__Passage provided__.
There are many different statistical tests out there, and the one you use depends on the design of your study and the type of data you have collected. One thing they have in common is the p-value. The p-value helps us to decide if we have strong enough evidence to make conclusions about our data. In the context of our difficulty ratings, we would be testing whether the difference in our means (0.3) is large enough to suggest there is something distinct about our prototypes; that there is something about Prototype B that makes it easier to use than Prototype A.
The p-value we obtain from running a statistical test on this data is the probability of obtaining this mean difference if we assume that there is no difference between our prototypes to find. In the case of our ease of use means, the p-value tells us the probability of obtaining the difference between our means if there truly was no difference between the prototypes. As with other statistical tests, what we require is enough evidence to be happy to conclude that our mean difference is there.
If we obtain a p-value of less than 0.05 from our statistical test we are happy to conclude there is a difference between our means, and they are statistically significantly different. 0.05 is the cut-off set by convention.
So what does p < 0.05 mean and why does p have to be less than 0.05?
By setting the p-value at 0.05, we are saying there is only a 5% chance, or less, of obtaining the result from our statistical test, when there isn’t actually a difference there. If the p-value we obtain is less than 0.05, there is less than a 5% chance that the difference we have found isn’t really there and we have only found this difference by mistake.
In contrast, if our statistical test came back with a p-value of 0.08, as this is greater than 0.05, and we would conclude that there is no statistically significant difference between our means.

__Task set__.
1. In the passage on p-values, what cut-off for the p-value is set by convention?
2. Resume the passage on p-values, picking up after its final sentence.

__Information supplied__.
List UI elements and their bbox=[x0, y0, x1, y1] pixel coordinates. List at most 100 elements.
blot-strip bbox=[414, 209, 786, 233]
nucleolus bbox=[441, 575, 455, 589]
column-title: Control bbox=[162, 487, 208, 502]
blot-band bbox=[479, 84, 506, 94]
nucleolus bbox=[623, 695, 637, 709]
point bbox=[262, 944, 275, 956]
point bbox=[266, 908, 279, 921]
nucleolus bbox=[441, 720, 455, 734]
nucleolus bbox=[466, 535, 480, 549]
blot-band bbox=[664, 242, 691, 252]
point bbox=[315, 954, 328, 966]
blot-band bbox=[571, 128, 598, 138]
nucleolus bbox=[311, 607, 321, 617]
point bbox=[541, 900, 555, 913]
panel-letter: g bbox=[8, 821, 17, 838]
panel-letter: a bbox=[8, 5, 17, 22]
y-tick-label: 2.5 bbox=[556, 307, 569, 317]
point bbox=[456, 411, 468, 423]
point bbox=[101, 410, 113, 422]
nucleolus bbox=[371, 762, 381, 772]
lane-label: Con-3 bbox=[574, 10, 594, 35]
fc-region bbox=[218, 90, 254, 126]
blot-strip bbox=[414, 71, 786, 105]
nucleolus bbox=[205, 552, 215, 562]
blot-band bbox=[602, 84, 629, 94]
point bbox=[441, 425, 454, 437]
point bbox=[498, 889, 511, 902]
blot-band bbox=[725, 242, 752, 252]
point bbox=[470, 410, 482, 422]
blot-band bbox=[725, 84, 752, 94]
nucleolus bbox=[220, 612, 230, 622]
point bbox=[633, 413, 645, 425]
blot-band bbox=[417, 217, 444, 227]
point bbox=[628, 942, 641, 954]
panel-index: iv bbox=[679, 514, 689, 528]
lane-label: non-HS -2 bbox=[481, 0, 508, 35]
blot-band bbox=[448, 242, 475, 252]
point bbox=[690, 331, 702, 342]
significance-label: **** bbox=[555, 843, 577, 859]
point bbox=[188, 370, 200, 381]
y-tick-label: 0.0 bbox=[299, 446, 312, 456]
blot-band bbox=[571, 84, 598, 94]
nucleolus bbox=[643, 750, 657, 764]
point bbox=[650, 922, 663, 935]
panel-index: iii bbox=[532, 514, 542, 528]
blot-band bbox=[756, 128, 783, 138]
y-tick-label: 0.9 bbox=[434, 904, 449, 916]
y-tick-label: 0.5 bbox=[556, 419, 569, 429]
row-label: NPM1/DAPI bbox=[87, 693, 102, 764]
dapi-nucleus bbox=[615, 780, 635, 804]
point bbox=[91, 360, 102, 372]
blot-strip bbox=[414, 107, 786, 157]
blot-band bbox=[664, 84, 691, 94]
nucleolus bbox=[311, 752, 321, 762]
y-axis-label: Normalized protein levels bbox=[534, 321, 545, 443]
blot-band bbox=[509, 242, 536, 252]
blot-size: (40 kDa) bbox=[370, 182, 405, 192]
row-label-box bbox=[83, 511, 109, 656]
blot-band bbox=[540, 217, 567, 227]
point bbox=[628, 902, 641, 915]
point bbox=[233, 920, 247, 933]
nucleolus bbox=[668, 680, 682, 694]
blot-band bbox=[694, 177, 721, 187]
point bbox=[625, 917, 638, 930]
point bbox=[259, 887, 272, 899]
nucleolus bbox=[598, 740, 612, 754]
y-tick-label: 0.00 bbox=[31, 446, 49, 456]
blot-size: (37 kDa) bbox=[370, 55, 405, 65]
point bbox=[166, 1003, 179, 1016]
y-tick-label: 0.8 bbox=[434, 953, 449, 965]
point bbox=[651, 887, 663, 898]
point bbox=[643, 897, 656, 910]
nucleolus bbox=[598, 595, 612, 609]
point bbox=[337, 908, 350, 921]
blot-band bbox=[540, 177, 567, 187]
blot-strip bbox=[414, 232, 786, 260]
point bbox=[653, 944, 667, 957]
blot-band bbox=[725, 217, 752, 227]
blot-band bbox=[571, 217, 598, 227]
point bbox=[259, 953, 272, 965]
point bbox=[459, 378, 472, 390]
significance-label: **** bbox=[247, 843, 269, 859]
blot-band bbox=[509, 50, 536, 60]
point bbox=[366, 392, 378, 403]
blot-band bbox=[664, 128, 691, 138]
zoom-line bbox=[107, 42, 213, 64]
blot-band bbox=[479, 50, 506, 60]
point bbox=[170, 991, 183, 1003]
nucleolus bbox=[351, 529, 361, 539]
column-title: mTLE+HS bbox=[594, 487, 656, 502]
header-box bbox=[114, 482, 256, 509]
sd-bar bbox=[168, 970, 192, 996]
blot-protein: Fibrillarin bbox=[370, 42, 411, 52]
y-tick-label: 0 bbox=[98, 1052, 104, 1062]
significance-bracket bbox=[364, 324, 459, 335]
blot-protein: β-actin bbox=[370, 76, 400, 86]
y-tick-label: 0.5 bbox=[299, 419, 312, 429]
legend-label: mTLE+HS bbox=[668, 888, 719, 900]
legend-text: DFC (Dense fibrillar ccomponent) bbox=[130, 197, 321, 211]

__Answers below__.
1. 0.05

2.
“Where we set the p-value determines how strict we are when declaring a result statistically significant”
If we set the p-value to be 0.01, then we would only be happy to accept a finding that could only occur 1% of the time, or less, if the difference wasn’t really there. Where we set the p-value determines how strict we want to be about saying there is a mean difference when there actually isn’t one there. The p-value doesn’t have to be 0.05 but typically in statistics it is the cut-off we are happy to live with.
If we ever want to be more stringent, we can adjust the p-value by making it smaller – but more on that, and why we have to be mindful of how many test we are running, next time!
In our comparison between two prototypes, a statistically significant difference between Prototype A and Prototype B allows us to recommend Prototype B as the easier-to-use design with a higher level of confidence. Our next steps could be to test this prototype vs the current site, to provide confidence that implementing this new design would help your customers with this key journey.
If the difference between the two prototypes was not statistically significant, we could not say that either prototype was easier to use. The range of options open to us then would be to look at other UX metrics we have collected: do the Success rates tell us a different story? Does the behavioral data of the participants screens highlight any difficulties they encountered? Were these difficulties similar on both prototypes? What do the participants’ open verbatim comments tell us?
Not finding a statistically significant result is not the end of the world! Insights we can gather from the wealth of behavioral and attitudinal metrics help us discover which elements to take from the current prototypes, in order to iterate the design. Taking the positives and removing any usability issues from Prototypes A and B, we’d be ready to test these new iterations in future studies.
So next time you want to confidently say to your design team, your developers or your Manager, that we should go with this prototype or this design, and you need to give them a reason why, remember: the p-value is there to help.